**EXERCISE TASK:** Each entry below is to be written out exactly, and the pictures are to be left out.

start PROVIDED INFORMATION

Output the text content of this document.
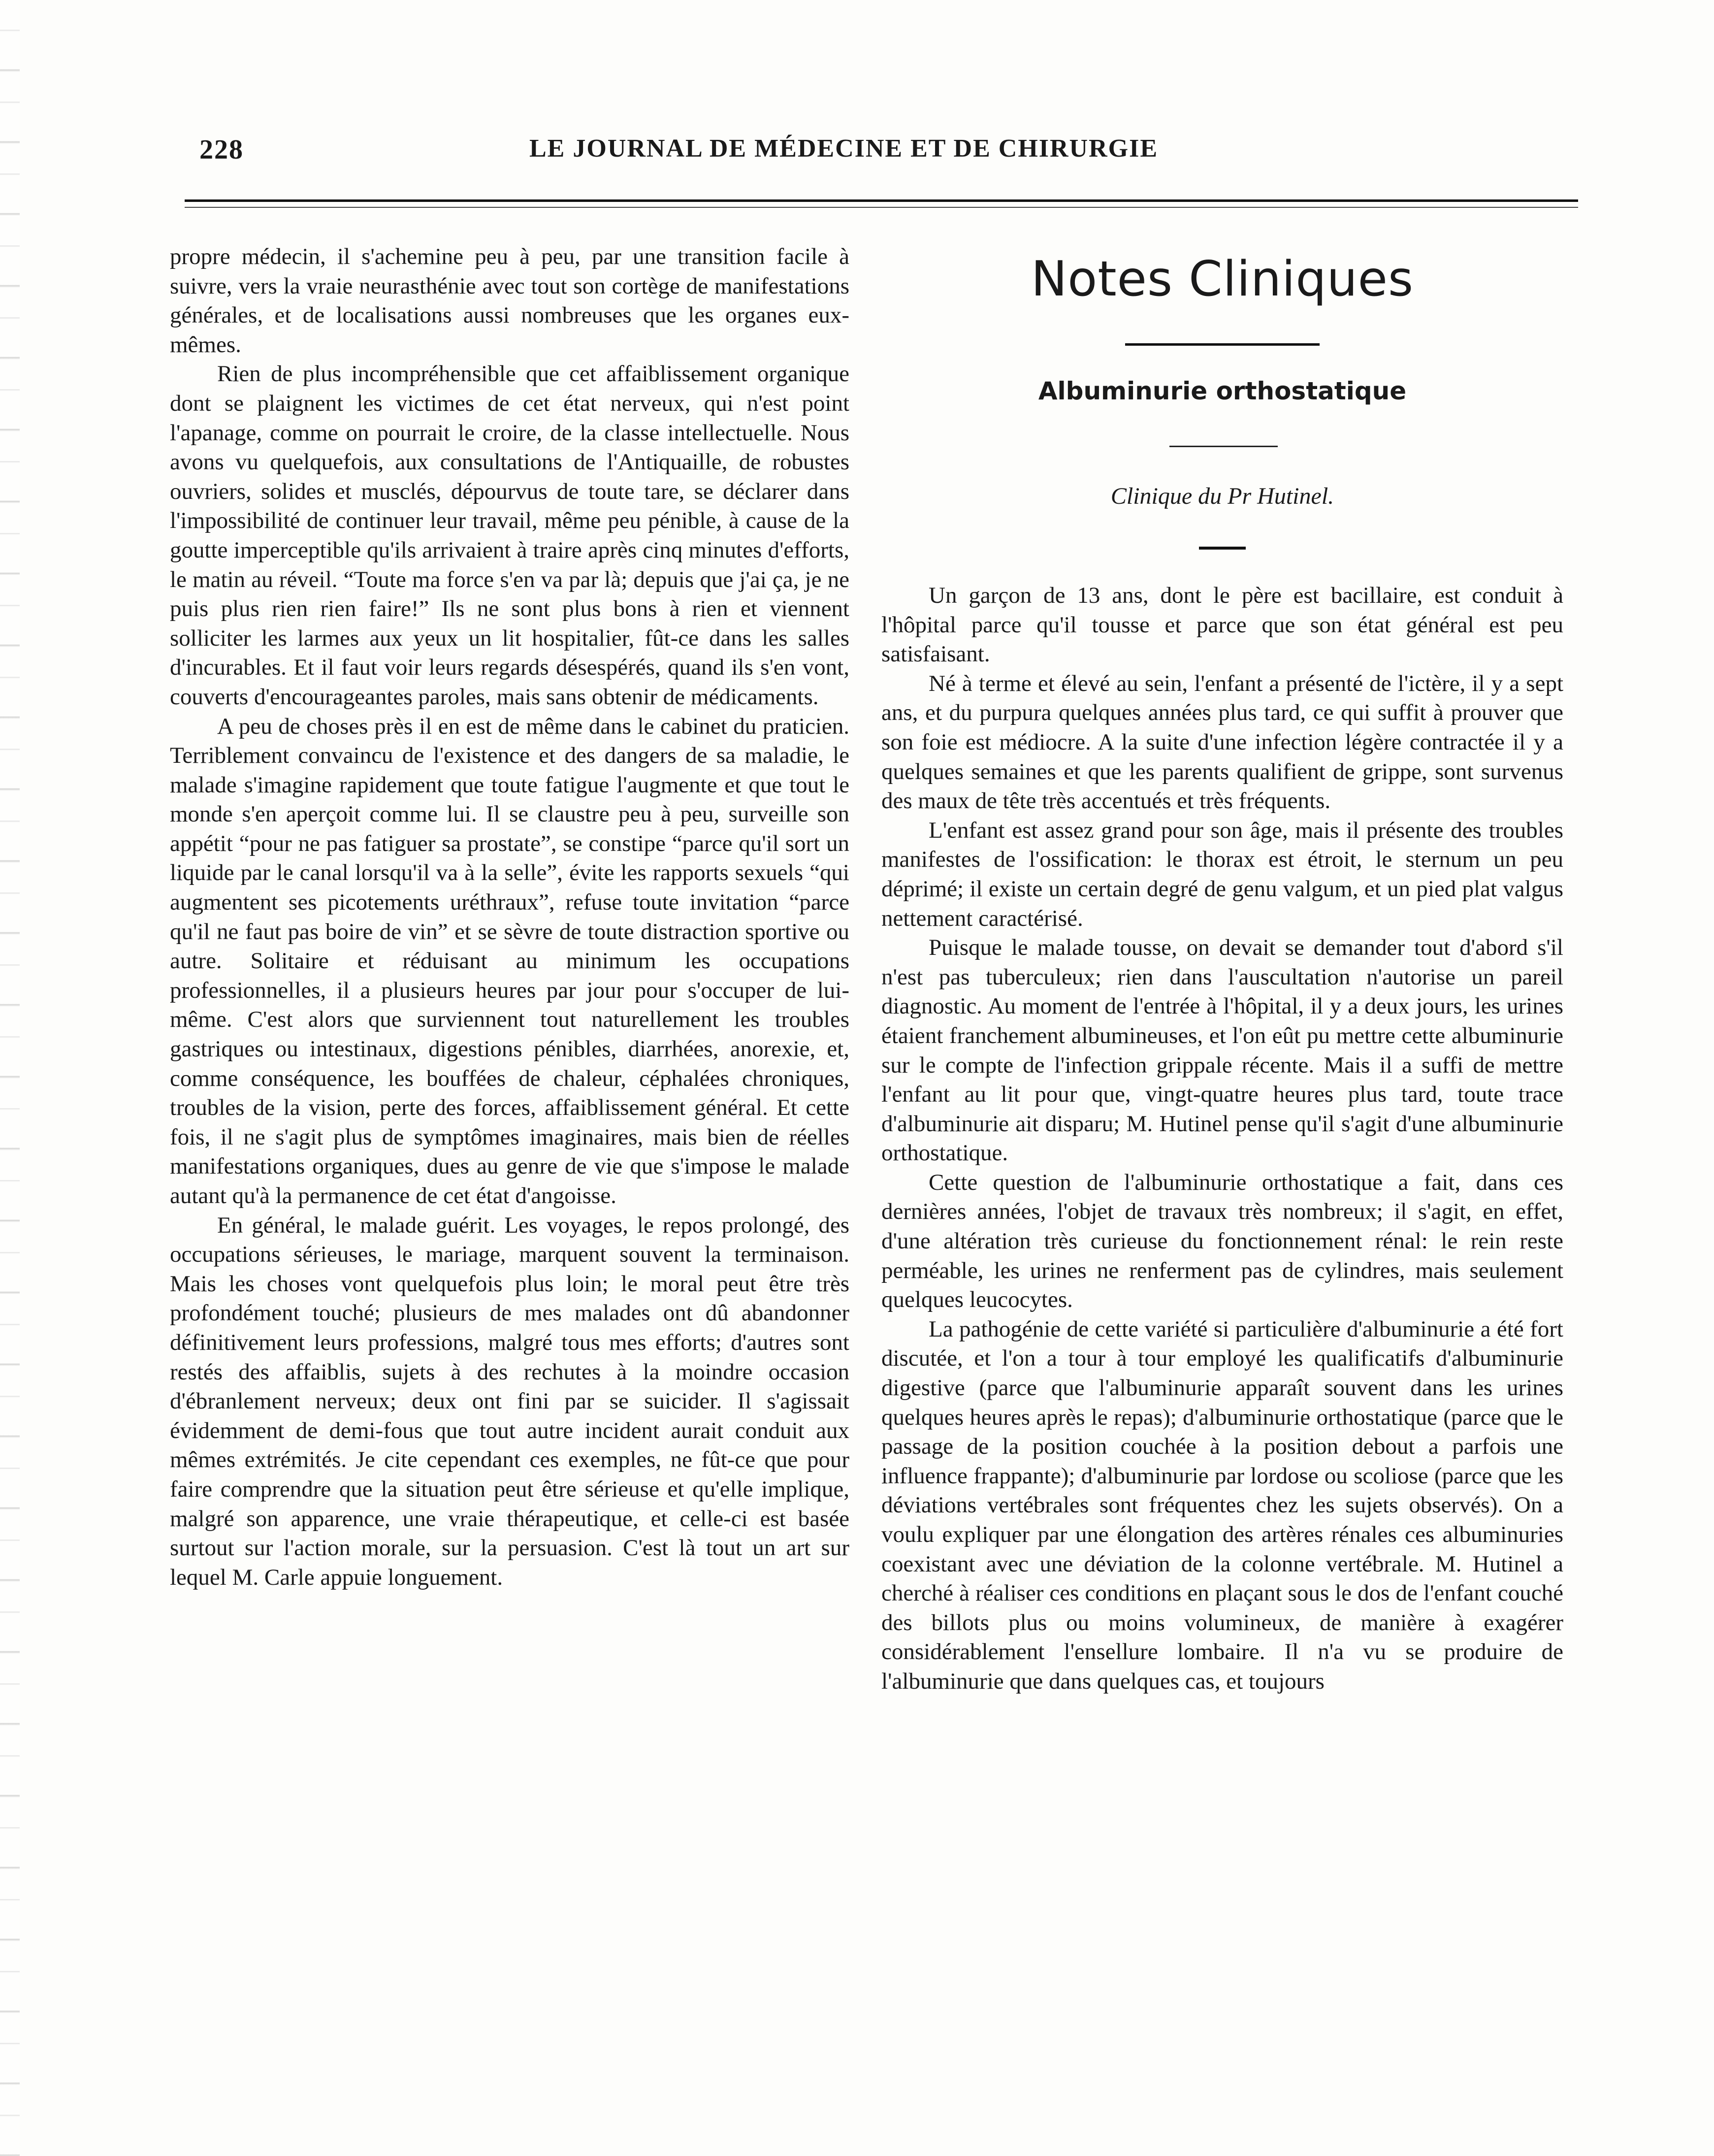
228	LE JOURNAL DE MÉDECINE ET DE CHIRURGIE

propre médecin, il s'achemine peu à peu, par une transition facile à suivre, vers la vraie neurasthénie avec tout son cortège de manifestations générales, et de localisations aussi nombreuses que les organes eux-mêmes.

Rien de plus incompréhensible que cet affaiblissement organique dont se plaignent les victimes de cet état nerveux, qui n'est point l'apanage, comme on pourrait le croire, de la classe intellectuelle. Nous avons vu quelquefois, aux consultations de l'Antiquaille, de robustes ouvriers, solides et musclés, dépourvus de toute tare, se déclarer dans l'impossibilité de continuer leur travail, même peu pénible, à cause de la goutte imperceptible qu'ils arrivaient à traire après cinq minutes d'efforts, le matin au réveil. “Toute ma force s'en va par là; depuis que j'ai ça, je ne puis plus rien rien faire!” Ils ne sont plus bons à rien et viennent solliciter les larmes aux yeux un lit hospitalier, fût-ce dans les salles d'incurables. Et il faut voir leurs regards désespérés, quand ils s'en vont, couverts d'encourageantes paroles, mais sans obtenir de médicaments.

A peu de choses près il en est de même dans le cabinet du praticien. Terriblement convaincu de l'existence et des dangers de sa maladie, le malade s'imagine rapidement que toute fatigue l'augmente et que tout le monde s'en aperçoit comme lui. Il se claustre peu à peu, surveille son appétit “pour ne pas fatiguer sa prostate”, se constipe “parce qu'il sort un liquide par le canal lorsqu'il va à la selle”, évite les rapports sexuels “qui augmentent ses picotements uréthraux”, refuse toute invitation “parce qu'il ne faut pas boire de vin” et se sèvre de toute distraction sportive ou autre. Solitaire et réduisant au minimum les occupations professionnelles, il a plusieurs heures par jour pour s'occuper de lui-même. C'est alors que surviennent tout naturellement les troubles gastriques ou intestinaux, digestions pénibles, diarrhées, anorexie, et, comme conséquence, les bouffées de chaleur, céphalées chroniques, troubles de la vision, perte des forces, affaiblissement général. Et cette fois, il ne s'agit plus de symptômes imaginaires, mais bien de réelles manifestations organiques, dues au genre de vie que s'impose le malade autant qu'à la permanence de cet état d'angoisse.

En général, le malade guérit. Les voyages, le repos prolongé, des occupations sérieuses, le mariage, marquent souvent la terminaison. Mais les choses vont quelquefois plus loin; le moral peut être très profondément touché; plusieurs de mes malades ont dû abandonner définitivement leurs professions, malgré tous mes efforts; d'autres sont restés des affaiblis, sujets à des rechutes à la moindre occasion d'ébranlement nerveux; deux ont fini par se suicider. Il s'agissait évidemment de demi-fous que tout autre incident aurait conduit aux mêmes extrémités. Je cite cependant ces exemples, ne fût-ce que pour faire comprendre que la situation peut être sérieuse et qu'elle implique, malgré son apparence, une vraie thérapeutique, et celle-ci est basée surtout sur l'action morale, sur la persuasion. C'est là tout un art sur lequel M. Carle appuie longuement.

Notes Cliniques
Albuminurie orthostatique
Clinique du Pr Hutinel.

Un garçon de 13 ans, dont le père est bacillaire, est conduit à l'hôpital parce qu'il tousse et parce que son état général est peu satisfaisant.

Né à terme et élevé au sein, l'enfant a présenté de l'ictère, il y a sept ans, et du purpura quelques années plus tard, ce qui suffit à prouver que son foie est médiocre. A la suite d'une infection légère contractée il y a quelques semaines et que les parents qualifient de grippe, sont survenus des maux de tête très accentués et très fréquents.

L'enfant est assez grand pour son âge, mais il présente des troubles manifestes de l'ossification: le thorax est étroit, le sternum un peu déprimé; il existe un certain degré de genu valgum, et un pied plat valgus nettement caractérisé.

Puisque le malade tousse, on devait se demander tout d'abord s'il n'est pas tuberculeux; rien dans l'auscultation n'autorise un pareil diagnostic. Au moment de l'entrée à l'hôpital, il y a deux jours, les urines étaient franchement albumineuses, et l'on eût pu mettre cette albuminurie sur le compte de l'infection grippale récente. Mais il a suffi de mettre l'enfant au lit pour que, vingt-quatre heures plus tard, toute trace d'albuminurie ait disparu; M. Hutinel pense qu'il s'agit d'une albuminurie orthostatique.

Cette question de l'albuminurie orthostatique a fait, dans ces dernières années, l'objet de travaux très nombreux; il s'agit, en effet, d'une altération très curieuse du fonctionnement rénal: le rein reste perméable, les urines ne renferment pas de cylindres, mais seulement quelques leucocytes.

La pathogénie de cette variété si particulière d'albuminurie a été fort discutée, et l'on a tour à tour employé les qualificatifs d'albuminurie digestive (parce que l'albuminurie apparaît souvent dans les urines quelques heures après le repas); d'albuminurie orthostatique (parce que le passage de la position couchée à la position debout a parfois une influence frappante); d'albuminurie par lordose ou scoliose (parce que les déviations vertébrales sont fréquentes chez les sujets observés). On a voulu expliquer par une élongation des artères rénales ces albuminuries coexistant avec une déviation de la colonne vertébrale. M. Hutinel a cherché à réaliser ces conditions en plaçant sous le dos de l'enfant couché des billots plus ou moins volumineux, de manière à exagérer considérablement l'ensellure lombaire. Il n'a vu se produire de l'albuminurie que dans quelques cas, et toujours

end PROVIDED INFORMATION

**RESULT BELOW:**
Output the text content of this document.
228	LE JOURNAL DE MÉDECINE ET DE CHIRURGIE

propre médecin, il s'achemine peu à peu, par une transition facile à suivre, vers la vraie neurasthénie avec tout son cortège de manifestations générales, et de localisations aussi nombreuses que les organes eux-mêmes.

Rien de plus incompréhensible que cet affaiblissement organique dont se plaignent les victimes de cet état nerveux, qui n'est point l'apanage, comme on pourrait le croire, de la classe intellectuelle. Nous avons vu quelquefois, aux consultations de l'Antiquaille, de robustes ouvriers, solides et musclés, dépourvus de toute tare, se déclarer dans l'impossibilité de continuer leur travail, même peu pénible, à cause de la goutte imperceptible qu'ils arrivaient à traire après cinq minutes d'efforts, le matin au réveil. “Toute ma force s'en va par là; depuis que j'ai ça, je ne puis plus rien rien faire!” Ils ne sont plus bons à rien et viennent solliciter les larmes aux yeux un lit hospitalier, fût-ce dans les salles d'incurables. Et il faut voir leurs regards désespérés, quand ils s'en vont, couverts d'encourageantes paroles, mais sans obtenir de médicaments.

A peu de choses près il en est de même dans le cabinet du praticien. Terriblement convaincu de l'existence et des dangers de sa maladie, le malade s'imagine rapidement que toute fatigue l'augmente et que tout le monde s'en aperçoit comme lui. Il se claustre peu à peu, surveille son appétit “pour ne pas fatiguer sa prostate”, se constipe “parce qu'il sort un liquide par le canal lorsqu'il va à la selle”, évite les rapports sexuels “qui augmentent ses picotements uréthraux”, refuse toute invitation “parce qu'il ne faut pas boire de vin” et se sèvre de toute distraction sportive ou autre. Solitaire et réduisant au minimum les occupations professionnelles, il a plusieurs heures par jour pour s'occuper de lui-même. C'est alors que surviennent tout naturellement les troubles gastriques ou intestinaux, digestions pénibles, diarrhées, anorexie, et, comme conséquence, les bouffées de chaleur, céphalées chroniques, troubles de la vision, perte des forces, affaiblissement général. Et cette fois, il ne s'agit plus de symptômes imaginaires, mais bien de réelles manifestations organiques, dues au genre de vie que s'impose le malade autant qu'à la permanence de cet état d'angoisse.

En général, le malade guérit. Les voyages, le repos prolongé, des occupations sérieuses, le mariage, marquent souvent la terminaison. Mais les choses vont quelquefois plus loin; le moral peut être très profondément touché; plusieurs de mes malades ont dû abandonner définitivement leurs professions, malgré tous mes efforts; d'autres sont restés des affaiblis, sujets à des rechutes à la moindre occasion d'ébranlement nerveux; deux ont fini par se suicider. Il s'agissait évidemment de demi-fous que tout autre incident aurait conduit aux mêmes extrémités. Je cite cependant ces exemples, ne fût-ce que pour faire comprendre que la situation peut être sérieuse et qu'elle implique, malgré son apparence, une vraie thérapeutique, et celle-ci est basée surtout sur l'action morale, sur la persuasion. C'est là tout un art sur lequel M. Carle appuie longuement.

Notes Cliniques
Albuminurie orthostatique
Clinique du Pr Hutinel.

Un garçon de 13 ans, dont le père est bacillaire, est conduit à l'hôpital parce qu'il tousse et parce que son état général est peu satisfaisant.

Né à terme et élevé au sein, l'enfant a présenté de l'ictère, il y a sept ans, et du purpura quelques années plus tard, ce qui suffit à prouver que son foie est médiocre. A la suite d'une infection légère contractée il y a quelques semaines et que les parents qualifient de grippe, sont survenus des maux de tête très accentués et très fréquents.

L'enfant est assez grand pour son âge, mais il présente des troubles manifestes de l'ossification: le thorax est étroit, le sternum un peu déprimé; il existe un certain degré de genu valgum, et un pied plat valgus nettement caractérisé.

Puisque le malade tousse, on devait se demander tout d'abord s'il n'est pas tuberculeux; rien dans l'auscultation n'autorise un pareil diagnostic. Au moment de l'entrée à l'hôpital, il y a deux jours, les urines étaient franchement albumineuses, et l'on eût pu mettre cette albuminurie sur le compte de l'infection grippale récente. Mais il a suffi de mettre l'enfant au lit pour que, vingt-quatre heures plus tard, toute trace d'albuminurie ait disparu; M. Hutinel pense qu'il s'agit d'une albuminurie orthostatique.

Cette question de l'albuminurie orthostatique a fait, dans ces dernières années, l'objet de travaux très nombreux; il s'agit, en effet, d'une altération très curieuse du fonctionnement rénal: le rein reste perméable, les urines ne renferment pas de cylindres, mais seulement quelques leucocytes.

La pathogénie de cette variété si particulière d'albuminurie a été fort discutée, et l'on a tour à tour employé les qualificatifs d'albuminurie digestive (parce que l'albuminurie apparaît souvent dans les urines quelques heures après le repas); d'albuminurie orthostatique (parce que le passage de la position couchée à la position debout a parfois une influence frappante); d'albuminurie par lordose ou scoliose (parce que les déviations vertébrales sont fréquentes chez les sujets observés). On a voulu expliquer par une élongation des artères rénales ces albuminuries coexistant avec une déviation de la colonne vertébrale. M. Hutinel a cherché à réaliser ces conditions en plaçant sous le dos de l'enfant couché des billots plus ou moins volumineux, de manière à exagérer considérablement l'ensellure lombaire. Il n'a vu se produire de l'albuminurie que dans quelques cas, et toujours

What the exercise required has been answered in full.